## Stated goal
Output the material beneath exactly, leaving nothing out.

====== Dataset records ======

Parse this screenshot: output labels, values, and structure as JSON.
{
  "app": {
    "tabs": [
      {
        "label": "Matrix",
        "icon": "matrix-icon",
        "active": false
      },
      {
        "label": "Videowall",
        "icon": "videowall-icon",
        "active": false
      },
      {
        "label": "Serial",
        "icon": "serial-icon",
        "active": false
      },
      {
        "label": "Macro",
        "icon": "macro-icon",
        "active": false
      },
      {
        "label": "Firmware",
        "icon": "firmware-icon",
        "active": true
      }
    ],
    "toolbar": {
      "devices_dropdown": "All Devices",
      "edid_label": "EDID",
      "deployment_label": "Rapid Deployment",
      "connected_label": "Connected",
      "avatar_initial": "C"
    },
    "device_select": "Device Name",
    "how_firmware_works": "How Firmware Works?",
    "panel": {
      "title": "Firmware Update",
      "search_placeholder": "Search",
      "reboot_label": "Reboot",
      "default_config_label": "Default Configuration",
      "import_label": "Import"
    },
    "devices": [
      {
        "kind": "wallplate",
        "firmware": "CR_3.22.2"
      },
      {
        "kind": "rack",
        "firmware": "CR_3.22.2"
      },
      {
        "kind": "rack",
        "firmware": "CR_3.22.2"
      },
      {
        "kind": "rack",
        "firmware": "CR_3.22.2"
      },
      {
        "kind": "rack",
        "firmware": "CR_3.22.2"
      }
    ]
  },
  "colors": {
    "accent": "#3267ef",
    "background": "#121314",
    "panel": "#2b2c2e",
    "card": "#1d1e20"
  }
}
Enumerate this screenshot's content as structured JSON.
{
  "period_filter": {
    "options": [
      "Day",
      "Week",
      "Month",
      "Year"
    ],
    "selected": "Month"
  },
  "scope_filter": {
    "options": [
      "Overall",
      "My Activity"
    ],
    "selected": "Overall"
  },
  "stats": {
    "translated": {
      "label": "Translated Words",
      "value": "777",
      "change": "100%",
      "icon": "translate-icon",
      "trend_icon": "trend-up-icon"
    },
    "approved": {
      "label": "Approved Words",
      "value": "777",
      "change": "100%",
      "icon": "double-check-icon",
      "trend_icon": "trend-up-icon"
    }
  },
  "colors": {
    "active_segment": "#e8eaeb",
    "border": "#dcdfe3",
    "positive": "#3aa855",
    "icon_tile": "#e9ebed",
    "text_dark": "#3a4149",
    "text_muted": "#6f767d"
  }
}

======

## Finished answer
Parse this screenshot: output labels, values, and structure as JSON.
{
  "app": {
    "tabs": [
      {
        "label": "Matrix",
        "icon": "matrix-icon",
        "active": false
      },
      {
        "label": "Videowall",
        "icon": "videowall-icon",
        "active": false
      },
      {
        "label": "Serial",
        "icon": "serial-icon",
        "active": false
      },
      {
        "label": "Macro",
        "icon": "macro-icon",
        "active": false
      },
      {
        "label": "Firmware",
        "icon": "firmware-icon",
        "active": true
      }
    ],
    "toolbar": {
      "devices_dropdown": "All Devices",
      "edid_label": "EDID",
      "deployment_label": "Rapid Deployment",
      "connected_label": "Connected",
      "avatar_initial": "C"
    },
    "device_select": "Device Name",
    "how_firmware_works": "How Firmware Works?",
    "panel": {
      "title": "Firmware Update",
      "search_placeholder": "Search",
      "reboot_label": "Reboot",
      "default_config_label": "Default Configuration",
      "import_label": "Import"
    },
    "devices": [
      {
        "kind": "wallplate",
        "firmware": "CR_3.22.2"
      },
      {
        "kind": "rack",
        "firmware": "CR_3.22.2"
      },
      {
        "kind": "rack",
        "firmware": "CR_3.22.2"
      },
      {
        "kind": "rack",
        "firmware": "CR_3.22.2"
      },
      {
        "kind": "rack",
        "firmware": "CR_3.22.2"
      }
    ]
  },
  "colors": {
    "accent": "#3267ef",
    "background": "#121314",
    "panel": "#2b2c2e",
    "card": "#1d1e20"
  }
}
Enumerate this screenshot's content as structured JSON.
{
  "period_filter": {
    "options": [
      "Day",
      "Week",
      "Month",
      "Year"
    ],
    "selected": "Month"
  },
  "scope_filter": {
    "options": [
      "Overall",
      "My Activity"
    ],
    "selected": "Overall"
  },
  "stats": {
    "translated": {
      "label": "Translated Words",
      "value": "777",
      "change": "100%",
      "icon": "translate-icon",
      "trend_icon": "trend-up-icon"
    },
    "approved": {
      "label": "Approved Words",
      "value": "777",
      "change": "100%",
      "icon": "double-check-icon",
      "trend_icon": "trend-up-icon"
    }
  },
  "colors": {
    "active_segment": "#e8eaeb",
    "border": "#dcdfe3",
    "positive": "#3aa855",
    "icon_tile": "#e9ebed",
    "text_dark": "#3a4149",
    "text_muted": "#6f767d"
  }
}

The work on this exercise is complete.